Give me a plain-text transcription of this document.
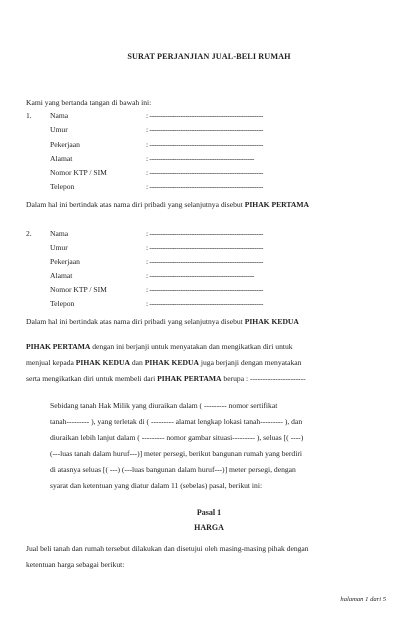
SURAT PERJANJIAN JUAL-BELI RUMAH
Kami yang bertanda tangan di bawah ini:
1. Nama	: ---------------------------------------------------
Umur	: ---------------------------------------------------
Pekerjaan	: ---------------------------------------------------
Alamat	: -----------------------------------------------
Nomor KTP / SIM	: ---------------------------------------------------
Telepon	: ---------------------------------------------------
Dalam hal ini bertindak atas nama diri pribadi yang selanjutnya disebut PIHAK PERTAMA
2. Nama	: ---------------------------------------------------
Umur	: ---------------------------------------------------
Pekerjaan	: ---------------------------------------------------
Alamat	: -----------------------------------------------
Nomor KTP / SIM	: ---------------------------------------------------
Telepon	: ---------------------------------------------------
Dalam hal ini bertindak atas nama diri pribadi yang selanjutnya disebut PIHAK KEDUA
PIHAK PERTAMA dengan ini berjanji untuk menyatakan dan mengikatkan diri untuk
menjual kepada PIHAK KEDUA dan PIHAK KEDUA juga berjanji dengan menyatakan
serta mengikatkan diri untuk membeli dari PIHAK PERTAMA berupa : ----------------------
Sebidang tanah Hak Milik yang diuraikan dalam ( --------- nomor sertifikat
tanah--------- ), yang terletak di ( --------- alamat lengkap lokasi tanah--------- ), dan
diuraikan lebih lanjut dalam ( --------- nomor gambar situasi--------- ), seluas [( ----)
(---luas tanah dalam huruf---)] meter persegi, berikut bangunan rumah yang berdiri
di atasnya seluas [( ---) (---luas bangunan dalam huruf---)] meter persegi, dengan
syarat dan ketentuan yang diatur dalam 11 (sebelas) pasal, berikut ini:
Pasal 1
HARGA
Jual beli tanah dan rumah tersebut dilakukan dan disetujui oleh masing-masing pihak dengan
ketentuan harga sebagai berikut:
halaman 1 dari 5
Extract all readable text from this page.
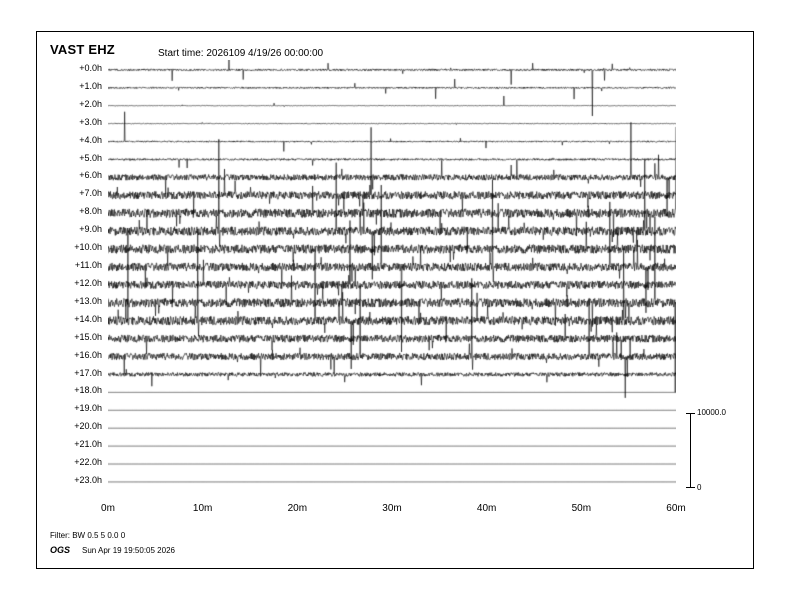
VAST EHZ	Start time: 2026109 4/19/26 00:00:00
+0.0h
+1.0h
+2.0h
+3.0h
+4.0h
+5.0h
+6.0h
+7.0h
+8.0h
+9.0h
+10.0h
+11.0h
+12.0h
+13.0h
+14.0h
+15.0h
+16.0h
+17.0h
+18.0h
+19.0h
+20.0h
+21.0h
+22.0h
+23.0h
0m	10m	20m	30m	40m	50m	60m
10000.0
0
Filter: BW 0.5 5 0.0 0
OGS Sun Apr 19 19:50:05 2026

━━━

◆ Objective ◆
Without the pictures, return the entries exactly as they appear.

◆ Response to the exercise ◆
Give me a plain-text transcription of this document.
SURAT PERJANJIAN JUAL-BELI RUMAH
Kami yang bertanda tangan di bawah ini:
1. Nama	: ---------------------------------------------------
Umur	: ---------------------------------------------------
Pekerjaan	: ---------------------------------------------------
Alamat	: -----------------------------------------------
Nomor KTP / SIM	: ---------------------------------------------------
Telepon	: ---------------------------------------------------
Dalam hal ini bertindak atas nama diri pribadi yang selanjutnya disebut PIHAK PERTAMA
2. Nama	: ---------------------------------------------------
Umur	: ---------------------------------------------------
Pekerjaan	: ---------------------------------------------------
Alamat	: -----------------------------------------------
Nomor KTP / SIM	: ---------------------------------------------------
Telepon	: ---------------------------------------------------
Dalam hal ini bertindak atas nama diri pribadi yang selanjutnya disebut PIHAK KEDUA
PIHAK PERTAMA dengan ini berjanji untuk menyatakan dan mengikatkan diri untuk
menjual kepada PIHAK KEDUA dan PIHAK KEDUA juga berjanji dengan menyatakan
serta mengikatkan diri untuk membeli dari PIHAK PERTAMA berupa : ----------------------
Sebidang tanah Hak Milik yang diuraikan dalam ( --------- nomor sertifikat
tanah--------- ), yang terletak di ( --------- alamat lengkap lokasi tanah--------- ), dan
diuraikan lebih lanjut dalam ( --------- nomor gambar situasi--------- ), seluas [( ----)
(---luas tanah dalam huruf---)] meter persegi, berikut bangunan rumah yang berdiri
di atasnya seluas [( ---) (---luas bangunan dalam huruf---)] meter persegi, dengan
syarat dan ketentuan yang diatur dalam 11 (sebelas) pasal, berikut ini:
Pasal 1
HARGA
Jual beli tanah dan rumah tersebut dilakukan dan disetujui oleh masing-masing pihak dengan
ketentuan harga sebagai berikut:
halaman 1 dari 5
Extract all readable text from this page.
VAST EHZ	Start time: 2026109 4/19/26 00:00:00
+0.0h
+1.0h
+2.0h
+3.0h
+4.0h
+5.0h
+6.0h
+7.0h
+8.0h
+9.0h
+10.0h
+11.0h
+12.0h
+13.0h
+14.0h
+15.0h
+16.0h
+17.0h
+18.0h
+19.0h
+20.0h
+21.0h
+22.0h
+23.0h
0m	10m	20m	30m	40m	50m	60m
10000.0
0
Filter: BW 0.5 5 0.0 0
OGS Sun Apr 19 19:50:05 2026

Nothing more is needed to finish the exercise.